__Instructions to follow__
Would you go through the records below and copy each line with the string "their"?

Excerpted records section start

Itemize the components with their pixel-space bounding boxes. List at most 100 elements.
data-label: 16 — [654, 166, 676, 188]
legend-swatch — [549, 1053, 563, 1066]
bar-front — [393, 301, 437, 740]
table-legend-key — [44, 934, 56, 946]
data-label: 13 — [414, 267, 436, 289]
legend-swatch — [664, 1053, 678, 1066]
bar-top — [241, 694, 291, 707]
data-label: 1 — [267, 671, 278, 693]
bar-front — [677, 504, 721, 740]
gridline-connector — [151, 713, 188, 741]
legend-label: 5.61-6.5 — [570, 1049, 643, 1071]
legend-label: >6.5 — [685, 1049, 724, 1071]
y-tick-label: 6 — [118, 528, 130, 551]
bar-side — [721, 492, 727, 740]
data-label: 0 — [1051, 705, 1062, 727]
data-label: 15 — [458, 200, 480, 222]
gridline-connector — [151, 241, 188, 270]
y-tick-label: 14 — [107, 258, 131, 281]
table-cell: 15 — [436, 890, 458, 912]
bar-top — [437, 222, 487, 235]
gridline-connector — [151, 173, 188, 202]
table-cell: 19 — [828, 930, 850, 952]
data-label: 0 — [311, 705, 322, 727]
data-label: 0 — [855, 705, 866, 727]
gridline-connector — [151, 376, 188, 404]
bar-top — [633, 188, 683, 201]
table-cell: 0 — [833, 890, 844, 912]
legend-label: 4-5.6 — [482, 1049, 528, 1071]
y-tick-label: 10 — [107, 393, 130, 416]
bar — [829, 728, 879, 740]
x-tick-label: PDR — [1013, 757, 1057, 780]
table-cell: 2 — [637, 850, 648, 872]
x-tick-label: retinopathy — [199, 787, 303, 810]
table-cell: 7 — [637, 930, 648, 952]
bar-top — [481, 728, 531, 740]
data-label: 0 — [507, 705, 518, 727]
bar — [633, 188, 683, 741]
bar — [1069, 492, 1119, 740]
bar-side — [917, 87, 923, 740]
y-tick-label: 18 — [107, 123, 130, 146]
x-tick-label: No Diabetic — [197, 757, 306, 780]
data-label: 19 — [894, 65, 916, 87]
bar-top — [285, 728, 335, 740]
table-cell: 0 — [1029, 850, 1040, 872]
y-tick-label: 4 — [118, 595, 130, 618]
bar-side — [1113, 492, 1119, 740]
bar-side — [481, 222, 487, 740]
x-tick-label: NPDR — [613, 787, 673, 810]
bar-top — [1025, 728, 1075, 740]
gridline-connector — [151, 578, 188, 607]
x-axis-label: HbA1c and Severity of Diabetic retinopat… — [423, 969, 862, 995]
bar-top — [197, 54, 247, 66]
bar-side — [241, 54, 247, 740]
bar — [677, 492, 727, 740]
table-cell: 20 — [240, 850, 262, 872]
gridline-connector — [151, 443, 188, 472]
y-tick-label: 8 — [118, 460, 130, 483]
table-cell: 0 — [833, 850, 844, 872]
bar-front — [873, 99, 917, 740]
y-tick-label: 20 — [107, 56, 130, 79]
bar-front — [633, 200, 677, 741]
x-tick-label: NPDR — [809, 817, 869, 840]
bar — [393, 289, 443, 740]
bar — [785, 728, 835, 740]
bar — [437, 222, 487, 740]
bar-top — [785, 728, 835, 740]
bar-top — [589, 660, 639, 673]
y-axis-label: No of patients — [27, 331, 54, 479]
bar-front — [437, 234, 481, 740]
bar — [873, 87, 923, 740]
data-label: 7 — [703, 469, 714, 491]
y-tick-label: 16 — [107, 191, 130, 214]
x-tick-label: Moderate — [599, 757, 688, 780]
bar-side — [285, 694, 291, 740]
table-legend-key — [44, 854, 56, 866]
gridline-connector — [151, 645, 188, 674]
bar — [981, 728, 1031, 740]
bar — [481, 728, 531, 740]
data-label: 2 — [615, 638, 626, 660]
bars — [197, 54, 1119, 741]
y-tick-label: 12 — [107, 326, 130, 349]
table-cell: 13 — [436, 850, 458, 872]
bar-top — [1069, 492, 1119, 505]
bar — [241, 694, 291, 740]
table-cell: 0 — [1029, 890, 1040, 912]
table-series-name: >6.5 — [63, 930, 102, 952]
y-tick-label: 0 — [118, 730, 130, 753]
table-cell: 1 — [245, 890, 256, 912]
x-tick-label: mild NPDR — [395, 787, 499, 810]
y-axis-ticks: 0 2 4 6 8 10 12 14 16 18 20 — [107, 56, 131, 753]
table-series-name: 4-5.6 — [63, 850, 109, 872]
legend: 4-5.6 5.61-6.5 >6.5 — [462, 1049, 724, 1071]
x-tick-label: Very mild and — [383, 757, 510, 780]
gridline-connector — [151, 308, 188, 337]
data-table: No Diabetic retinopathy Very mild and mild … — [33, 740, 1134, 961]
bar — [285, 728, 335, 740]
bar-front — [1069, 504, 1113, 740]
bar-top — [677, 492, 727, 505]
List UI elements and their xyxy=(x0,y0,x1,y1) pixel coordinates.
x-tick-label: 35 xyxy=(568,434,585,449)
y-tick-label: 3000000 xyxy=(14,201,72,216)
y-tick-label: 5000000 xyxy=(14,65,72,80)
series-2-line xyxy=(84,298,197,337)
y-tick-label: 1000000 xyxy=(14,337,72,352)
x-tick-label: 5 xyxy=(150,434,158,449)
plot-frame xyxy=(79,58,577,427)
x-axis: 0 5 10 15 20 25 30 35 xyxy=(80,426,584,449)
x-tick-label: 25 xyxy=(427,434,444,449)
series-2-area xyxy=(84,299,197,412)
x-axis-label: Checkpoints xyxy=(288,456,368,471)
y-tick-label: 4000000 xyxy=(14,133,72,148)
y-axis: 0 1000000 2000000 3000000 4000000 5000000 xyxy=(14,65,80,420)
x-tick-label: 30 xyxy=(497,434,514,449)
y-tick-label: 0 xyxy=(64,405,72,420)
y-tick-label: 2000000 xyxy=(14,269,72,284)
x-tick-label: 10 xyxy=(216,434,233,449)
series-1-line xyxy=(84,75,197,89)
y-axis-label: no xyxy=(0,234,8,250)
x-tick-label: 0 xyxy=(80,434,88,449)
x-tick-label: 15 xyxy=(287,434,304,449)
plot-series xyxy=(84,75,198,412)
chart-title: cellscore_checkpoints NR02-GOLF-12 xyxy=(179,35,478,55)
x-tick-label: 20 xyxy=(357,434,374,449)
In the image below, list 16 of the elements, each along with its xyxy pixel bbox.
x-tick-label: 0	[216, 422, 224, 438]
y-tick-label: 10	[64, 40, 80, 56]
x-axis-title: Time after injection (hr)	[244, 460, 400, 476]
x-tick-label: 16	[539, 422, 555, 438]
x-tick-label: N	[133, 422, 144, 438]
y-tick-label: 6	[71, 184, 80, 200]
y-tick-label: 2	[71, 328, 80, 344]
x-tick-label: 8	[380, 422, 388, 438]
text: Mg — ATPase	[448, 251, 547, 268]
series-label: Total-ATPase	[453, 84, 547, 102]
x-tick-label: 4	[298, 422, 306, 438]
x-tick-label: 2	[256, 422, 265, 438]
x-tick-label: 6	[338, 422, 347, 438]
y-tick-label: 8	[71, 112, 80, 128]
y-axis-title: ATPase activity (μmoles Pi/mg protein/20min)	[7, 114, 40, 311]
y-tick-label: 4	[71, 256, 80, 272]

Excerpted records section end

__Exercise response__
Itemize the components with their pixel-space bounding boxes. List at most 100 elements.
List UI elements and their xyxy=(x0,y0,x1,y1) pixel coordinates.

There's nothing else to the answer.